Objective
Copy each line that contains the string "name".

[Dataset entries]

** begin **

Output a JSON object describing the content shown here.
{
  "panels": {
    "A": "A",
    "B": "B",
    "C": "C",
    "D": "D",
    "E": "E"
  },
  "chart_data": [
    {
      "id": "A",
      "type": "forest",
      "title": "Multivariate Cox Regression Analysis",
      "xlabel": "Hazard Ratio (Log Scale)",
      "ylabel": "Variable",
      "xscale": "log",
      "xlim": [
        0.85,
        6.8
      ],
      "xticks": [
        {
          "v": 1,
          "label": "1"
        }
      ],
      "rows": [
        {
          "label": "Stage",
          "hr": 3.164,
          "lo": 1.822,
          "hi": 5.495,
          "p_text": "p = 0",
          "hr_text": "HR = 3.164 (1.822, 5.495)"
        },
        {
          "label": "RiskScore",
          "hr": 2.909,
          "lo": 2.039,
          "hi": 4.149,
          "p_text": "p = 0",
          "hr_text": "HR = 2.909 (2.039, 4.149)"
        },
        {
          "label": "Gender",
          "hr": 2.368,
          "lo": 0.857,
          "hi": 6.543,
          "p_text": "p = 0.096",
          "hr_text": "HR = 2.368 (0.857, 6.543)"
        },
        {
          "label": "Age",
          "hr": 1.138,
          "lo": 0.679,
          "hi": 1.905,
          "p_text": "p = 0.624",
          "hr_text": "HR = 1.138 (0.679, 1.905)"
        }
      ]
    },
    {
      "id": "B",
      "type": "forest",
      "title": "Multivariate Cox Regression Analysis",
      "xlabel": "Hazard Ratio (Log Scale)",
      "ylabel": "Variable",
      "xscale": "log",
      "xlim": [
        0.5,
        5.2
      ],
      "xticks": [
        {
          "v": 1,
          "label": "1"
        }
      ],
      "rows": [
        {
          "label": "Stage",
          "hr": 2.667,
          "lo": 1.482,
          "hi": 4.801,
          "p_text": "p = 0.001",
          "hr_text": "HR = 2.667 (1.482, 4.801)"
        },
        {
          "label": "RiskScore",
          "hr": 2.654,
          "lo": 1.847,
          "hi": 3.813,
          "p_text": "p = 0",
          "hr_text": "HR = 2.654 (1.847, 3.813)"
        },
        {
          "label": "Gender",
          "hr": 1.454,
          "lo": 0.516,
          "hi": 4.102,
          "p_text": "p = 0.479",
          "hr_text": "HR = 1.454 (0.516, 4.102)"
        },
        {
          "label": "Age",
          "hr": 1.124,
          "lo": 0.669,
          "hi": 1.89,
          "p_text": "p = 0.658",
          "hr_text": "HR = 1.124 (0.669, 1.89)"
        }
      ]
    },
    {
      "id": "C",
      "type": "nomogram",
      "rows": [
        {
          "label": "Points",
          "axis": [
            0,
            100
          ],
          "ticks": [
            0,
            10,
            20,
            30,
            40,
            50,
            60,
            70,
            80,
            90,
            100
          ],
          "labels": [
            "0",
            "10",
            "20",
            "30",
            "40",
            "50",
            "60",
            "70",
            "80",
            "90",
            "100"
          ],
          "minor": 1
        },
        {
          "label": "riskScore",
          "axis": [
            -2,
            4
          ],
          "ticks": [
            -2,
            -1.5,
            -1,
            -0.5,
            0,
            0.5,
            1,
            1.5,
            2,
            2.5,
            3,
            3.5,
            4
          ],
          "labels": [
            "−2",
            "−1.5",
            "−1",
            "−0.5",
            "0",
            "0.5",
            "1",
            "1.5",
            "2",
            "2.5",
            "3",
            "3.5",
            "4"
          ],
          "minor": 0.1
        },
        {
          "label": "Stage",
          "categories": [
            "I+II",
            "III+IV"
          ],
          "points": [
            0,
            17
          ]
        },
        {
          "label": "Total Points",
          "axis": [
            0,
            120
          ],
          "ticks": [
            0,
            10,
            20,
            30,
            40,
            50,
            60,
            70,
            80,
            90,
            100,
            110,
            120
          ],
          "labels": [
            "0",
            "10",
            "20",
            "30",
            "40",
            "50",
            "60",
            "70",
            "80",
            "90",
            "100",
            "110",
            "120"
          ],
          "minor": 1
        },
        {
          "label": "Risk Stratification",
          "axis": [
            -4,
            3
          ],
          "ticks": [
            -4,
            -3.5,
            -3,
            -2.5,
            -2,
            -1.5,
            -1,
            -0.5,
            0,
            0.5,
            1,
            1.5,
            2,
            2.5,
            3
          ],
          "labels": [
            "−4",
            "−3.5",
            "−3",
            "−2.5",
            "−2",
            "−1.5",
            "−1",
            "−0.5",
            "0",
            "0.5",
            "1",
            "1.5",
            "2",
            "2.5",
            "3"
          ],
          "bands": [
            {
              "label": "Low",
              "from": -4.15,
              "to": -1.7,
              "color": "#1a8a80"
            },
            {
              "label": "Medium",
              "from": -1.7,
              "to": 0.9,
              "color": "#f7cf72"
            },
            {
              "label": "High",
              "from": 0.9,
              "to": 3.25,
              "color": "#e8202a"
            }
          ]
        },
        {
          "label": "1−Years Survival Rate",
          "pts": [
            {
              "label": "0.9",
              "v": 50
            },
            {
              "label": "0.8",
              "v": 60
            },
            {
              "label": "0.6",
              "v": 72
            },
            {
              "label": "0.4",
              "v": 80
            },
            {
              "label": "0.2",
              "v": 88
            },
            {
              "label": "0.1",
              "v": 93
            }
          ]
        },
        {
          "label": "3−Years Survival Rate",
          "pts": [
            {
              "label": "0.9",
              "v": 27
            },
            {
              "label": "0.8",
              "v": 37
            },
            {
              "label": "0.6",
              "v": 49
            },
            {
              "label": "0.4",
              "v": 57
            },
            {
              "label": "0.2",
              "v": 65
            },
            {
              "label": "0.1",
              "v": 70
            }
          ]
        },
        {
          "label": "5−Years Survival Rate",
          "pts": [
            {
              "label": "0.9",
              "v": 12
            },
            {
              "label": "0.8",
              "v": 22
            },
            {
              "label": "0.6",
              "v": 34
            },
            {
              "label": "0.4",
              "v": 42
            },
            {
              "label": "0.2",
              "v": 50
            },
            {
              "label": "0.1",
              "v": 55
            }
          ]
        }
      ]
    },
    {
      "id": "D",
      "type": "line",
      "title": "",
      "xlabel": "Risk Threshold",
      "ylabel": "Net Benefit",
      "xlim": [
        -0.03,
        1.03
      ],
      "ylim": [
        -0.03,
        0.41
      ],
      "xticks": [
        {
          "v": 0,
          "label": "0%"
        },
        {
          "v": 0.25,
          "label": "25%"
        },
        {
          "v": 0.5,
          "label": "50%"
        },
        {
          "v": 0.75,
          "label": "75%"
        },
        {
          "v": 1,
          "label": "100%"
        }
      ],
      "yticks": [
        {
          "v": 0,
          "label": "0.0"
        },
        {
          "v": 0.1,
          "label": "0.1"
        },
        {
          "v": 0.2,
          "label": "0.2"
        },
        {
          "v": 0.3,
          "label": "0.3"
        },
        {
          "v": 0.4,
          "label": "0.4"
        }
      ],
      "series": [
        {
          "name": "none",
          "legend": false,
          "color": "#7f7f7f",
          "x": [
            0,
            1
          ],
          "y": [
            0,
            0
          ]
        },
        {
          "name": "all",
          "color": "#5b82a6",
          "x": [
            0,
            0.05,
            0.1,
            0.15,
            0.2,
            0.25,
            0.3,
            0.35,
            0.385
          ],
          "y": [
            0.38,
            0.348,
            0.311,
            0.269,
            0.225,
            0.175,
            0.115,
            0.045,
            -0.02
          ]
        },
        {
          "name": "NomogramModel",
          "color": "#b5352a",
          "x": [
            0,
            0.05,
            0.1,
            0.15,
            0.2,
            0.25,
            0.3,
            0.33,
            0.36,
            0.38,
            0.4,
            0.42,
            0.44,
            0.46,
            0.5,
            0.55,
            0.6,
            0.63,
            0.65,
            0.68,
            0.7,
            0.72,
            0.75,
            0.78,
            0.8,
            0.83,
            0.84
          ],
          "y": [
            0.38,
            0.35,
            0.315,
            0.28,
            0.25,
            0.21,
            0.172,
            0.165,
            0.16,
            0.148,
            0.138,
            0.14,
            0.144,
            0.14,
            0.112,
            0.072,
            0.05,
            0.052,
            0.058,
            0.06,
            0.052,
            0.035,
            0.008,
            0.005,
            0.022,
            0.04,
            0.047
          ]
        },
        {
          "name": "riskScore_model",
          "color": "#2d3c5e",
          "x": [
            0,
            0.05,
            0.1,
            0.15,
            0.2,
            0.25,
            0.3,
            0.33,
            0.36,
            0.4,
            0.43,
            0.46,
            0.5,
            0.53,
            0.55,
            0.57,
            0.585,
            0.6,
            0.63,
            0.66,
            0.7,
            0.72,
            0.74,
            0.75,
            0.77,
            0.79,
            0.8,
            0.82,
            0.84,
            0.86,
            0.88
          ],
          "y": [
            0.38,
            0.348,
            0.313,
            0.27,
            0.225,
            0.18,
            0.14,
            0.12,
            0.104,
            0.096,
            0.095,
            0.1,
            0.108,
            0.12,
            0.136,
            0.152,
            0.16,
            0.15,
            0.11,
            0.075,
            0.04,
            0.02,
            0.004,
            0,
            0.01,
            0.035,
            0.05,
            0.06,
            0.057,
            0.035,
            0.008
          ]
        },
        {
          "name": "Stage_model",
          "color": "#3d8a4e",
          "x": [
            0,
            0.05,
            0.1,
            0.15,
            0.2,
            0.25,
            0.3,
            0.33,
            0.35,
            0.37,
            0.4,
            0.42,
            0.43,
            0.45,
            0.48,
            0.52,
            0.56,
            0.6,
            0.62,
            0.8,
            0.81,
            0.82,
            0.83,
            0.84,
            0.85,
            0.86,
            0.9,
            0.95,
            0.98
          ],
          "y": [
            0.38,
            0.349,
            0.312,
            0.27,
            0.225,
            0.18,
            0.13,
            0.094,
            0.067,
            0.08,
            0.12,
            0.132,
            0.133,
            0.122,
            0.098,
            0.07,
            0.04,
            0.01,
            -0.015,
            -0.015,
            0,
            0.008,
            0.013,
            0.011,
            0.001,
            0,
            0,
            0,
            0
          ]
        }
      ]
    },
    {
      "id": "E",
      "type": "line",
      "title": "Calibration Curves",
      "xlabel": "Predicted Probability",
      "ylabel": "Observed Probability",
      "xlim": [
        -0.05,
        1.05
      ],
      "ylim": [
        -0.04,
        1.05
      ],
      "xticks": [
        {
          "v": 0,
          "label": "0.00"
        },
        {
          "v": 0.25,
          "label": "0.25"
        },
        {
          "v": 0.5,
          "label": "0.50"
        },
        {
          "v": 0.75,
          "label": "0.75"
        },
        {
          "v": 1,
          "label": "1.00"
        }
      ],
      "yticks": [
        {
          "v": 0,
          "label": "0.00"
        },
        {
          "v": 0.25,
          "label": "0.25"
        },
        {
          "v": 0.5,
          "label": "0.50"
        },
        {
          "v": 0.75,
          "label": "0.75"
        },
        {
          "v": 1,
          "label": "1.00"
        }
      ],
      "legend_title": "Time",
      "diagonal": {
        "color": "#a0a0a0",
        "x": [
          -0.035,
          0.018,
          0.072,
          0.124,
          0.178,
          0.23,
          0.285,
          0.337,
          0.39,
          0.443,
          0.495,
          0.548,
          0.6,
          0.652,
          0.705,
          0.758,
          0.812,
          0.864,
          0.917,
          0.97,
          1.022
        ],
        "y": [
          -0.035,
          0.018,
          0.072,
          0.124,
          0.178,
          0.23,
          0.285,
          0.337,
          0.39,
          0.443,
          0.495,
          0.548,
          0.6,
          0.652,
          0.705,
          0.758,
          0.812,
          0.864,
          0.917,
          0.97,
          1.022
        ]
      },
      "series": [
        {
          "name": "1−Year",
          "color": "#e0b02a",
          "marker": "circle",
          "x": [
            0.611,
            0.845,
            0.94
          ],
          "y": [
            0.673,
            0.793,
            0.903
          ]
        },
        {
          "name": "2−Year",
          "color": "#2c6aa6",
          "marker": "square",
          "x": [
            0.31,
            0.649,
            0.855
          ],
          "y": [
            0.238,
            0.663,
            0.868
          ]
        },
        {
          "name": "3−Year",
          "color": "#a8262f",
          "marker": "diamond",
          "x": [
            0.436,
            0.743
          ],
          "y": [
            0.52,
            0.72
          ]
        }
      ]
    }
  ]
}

** end **

Task output
          "name": "none",
          "name": "all",
          "name": "NomogramModel",
          "name": "riskScore_model",
          "name": "Stage_model",
          "name": "1−Year",
          "name": "2−Year",
          "name": "3−Year",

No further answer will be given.